## Supplied material
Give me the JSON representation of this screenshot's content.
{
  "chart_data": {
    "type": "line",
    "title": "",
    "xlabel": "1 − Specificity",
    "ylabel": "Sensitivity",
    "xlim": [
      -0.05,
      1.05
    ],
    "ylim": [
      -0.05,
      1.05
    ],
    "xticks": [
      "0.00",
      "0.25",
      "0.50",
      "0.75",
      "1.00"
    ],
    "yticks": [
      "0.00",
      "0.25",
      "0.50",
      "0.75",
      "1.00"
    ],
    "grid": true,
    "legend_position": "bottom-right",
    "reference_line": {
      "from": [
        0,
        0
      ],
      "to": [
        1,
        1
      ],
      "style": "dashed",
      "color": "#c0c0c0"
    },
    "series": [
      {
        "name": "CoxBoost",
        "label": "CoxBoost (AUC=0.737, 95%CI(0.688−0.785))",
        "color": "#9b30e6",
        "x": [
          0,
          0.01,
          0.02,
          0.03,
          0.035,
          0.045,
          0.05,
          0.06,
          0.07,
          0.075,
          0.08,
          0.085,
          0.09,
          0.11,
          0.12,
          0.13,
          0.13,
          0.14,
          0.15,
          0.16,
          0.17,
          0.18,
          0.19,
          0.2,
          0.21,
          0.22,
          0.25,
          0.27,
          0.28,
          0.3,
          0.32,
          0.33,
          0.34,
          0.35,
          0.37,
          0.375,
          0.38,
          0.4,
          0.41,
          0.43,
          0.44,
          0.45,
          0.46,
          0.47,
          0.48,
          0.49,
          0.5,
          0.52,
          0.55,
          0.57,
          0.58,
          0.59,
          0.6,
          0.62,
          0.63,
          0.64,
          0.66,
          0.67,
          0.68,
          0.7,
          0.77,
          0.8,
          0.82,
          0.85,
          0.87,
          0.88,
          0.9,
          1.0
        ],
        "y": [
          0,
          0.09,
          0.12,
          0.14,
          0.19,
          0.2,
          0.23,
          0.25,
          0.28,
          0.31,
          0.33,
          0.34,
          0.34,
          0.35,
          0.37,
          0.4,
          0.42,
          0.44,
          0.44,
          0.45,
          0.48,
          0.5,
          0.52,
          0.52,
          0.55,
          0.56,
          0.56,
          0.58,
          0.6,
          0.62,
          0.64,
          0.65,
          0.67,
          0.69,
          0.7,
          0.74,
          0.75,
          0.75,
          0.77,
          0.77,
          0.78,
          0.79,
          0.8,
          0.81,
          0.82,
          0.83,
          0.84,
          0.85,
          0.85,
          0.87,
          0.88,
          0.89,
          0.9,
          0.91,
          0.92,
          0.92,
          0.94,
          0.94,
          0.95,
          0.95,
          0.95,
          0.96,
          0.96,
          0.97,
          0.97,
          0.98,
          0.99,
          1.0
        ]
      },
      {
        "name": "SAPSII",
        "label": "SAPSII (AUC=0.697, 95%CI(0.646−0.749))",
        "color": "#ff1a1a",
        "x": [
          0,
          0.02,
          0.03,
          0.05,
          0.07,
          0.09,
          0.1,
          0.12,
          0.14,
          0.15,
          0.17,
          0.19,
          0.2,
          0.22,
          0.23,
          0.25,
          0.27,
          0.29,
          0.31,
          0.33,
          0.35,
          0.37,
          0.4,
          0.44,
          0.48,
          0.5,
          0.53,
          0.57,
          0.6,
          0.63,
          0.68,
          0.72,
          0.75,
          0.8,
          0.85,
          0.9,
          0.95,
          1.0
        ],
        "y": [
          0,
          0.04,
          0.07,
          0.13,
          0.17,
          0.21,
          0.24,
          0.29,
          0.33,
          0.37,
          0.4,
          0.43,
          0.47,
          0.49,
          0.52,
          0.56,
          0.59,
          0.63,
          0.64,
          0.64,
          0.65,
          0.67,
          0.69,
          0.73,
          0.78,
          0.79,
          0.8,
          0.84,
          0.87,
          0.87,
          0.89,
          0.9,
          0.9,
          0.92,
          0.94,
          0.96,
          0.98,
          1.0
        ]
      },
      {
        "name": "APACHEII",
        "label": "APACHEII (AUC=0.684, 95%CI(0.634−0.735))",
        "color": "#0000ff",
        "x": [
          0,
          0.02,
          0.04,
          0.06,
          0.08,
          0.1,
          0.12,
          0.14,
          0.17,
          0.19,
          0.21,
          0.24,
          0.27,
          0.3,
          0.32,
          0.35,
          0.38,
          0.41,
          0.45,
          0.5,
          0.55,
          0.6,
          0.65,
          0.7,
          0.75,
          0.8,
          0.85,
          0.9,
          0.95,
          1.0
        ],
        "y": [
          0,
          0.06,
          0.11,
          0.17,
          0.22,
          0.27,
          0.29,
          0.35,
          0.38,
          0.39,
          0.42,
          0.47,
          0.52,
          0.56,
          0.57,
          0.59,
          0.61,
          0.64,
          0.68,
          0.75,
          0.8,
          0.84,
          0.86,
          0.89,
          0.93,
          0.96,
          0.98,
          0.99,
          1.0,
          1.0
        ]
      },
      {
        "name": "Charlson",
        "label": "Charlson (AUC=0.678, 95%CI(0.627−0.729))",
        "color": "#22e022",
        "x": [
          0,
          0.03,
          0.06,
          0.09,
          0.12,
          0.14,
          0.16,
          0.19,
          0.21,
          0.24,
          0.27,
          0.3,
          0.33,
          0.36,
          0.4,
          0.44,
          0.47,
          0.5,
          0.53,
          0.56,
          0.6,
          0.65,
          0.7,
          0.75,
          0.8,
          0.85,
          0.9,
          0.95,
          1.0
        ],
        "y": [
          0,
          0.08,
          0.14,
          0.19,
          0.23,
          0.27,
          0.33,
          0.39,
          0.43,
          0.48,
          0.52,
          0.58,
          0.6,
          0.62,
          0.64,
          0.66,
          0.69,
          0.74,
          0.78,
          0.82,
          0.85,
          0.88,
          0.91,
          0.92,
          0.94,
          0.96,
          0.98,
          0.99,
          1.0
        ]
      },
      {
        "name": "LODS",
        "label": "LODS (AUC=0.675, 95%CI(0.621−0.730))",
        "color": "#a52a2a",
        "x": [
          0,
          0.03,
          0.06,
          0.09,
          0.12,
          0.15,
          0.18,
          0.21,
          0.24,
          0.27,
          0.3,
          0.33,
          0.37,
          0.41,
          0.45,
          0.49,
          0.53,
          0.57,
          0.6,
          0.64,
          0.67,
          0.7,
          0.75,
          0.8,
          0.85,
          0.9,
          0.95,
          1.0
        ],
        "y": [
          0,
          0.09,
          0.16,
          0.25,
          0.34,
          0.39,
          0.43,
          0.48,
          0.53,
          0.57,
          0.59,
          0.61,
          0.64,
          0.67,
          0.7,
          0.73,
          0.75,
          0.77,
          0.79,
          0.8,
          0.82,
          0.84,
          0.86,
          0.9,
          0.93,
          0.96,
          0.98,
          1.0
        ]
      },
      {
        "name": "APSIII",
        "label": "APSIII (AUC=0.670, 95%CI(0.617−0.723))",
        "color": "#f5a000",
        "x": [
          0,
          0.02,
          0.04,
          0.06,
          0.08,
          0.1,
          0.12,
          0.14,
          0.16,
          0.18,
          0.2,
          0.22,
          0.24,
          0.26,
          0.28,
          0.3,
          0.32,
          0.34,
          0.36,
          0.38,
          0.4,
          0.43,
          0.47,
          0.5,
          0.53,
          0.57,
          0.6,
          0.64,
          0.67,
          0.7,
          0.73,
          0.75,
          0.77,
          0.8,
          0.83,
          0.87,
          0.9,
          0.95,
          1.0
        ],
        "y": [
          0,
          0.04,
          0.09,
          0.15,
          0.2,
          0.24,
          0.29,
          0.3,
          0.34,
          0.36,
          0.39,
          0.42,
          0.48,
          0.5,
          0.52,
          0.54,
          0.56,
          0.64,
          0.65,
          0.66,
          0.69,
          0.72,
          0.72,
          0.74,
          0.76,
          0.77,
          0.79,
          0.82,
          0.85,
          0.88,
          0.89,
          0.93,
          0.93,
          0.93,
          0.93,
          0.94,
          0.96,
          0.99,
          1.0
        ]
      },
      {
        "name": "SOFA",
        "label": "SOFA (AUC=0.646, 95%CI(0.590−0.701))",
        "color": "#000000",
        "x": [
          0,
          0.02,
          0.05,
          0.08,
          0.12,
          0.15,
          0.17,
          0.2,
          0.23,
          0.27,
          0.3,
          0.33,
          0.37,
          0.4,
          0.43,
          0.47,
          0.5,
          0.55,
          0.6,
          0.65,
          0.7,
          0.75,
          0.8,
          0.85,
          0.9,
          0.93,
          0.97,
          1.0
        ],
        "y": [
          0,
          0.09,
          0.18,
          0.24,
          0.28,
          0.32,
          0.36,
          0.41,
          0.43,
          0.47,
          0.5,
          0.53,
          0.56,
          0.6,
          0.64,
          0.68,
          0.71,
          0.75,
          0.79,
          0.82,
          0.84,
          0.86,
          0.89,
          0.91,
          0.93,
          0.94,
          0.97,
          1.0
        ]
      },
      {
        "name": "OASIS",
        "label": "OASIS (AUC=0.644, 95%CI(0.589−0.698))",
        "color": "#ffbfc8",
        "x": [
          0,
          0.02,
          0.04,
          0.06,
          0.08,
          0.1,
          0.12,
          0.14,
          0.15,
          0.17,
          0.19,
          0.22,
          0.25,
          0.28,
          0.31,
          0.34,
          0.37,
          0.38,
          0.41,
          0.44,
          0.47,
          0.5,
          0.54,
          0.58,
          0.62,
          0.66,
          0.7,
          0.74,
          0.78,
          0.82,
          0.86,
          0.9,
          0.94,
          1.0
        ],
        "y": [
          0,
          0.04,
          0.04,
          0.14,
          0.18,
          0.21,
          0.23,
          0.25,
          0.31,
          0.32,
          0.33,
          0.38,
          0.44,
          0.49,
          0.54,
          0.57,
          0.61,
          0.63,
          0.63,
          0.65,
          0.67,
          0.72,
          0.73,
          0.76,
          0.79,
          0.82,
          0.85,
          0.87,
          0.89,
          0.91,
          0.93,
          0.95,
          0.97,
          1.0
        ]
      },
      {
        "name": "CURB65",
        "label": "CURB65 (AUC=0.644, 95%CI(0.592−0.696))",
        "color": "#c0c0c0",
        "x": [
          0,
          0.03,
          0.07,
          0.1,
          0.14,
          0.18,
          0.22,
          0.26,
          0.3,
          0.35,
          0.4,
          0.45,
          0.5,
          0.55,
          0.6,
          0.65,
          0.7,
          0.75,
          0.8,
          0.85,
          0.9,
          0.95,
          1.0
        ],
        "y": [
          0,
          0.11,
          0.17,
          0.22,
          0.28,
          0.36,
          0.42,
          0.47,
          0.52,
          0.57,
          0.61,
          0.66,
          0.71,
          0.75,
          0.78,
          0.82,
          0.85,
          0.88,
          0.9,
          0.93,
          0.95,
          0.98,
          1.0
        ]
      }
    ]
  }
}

* * *

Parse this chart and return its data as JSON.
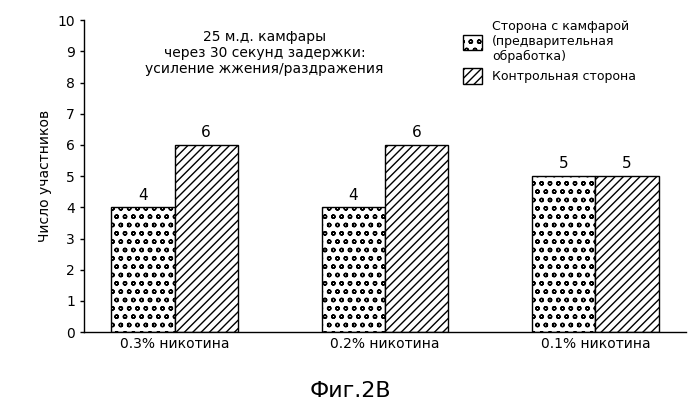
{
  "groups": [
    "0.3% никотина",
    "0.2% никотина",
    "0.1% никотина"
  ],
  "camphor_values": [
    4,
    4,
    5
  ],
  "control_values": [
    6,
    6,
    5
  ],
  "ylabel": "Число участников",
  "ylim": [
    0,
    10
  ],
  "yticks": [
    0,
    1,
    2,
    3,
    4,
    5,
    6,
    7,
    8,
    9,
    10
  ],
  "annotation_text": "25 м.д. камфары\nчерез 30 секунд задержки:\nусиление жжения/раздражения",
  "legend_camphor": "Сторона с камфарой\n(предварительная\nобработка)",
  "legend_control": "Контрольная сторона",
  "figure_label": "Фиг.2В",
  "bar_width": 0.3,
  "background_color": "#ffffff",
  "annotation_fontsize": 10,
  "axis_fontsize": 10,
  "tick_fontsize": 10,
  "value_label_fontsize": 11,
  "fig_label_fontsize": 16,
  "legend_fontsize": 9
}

## Task to carry out
Report how many lines of the listing hold the string "APSIII", giving only the number.

## Solution to this task
2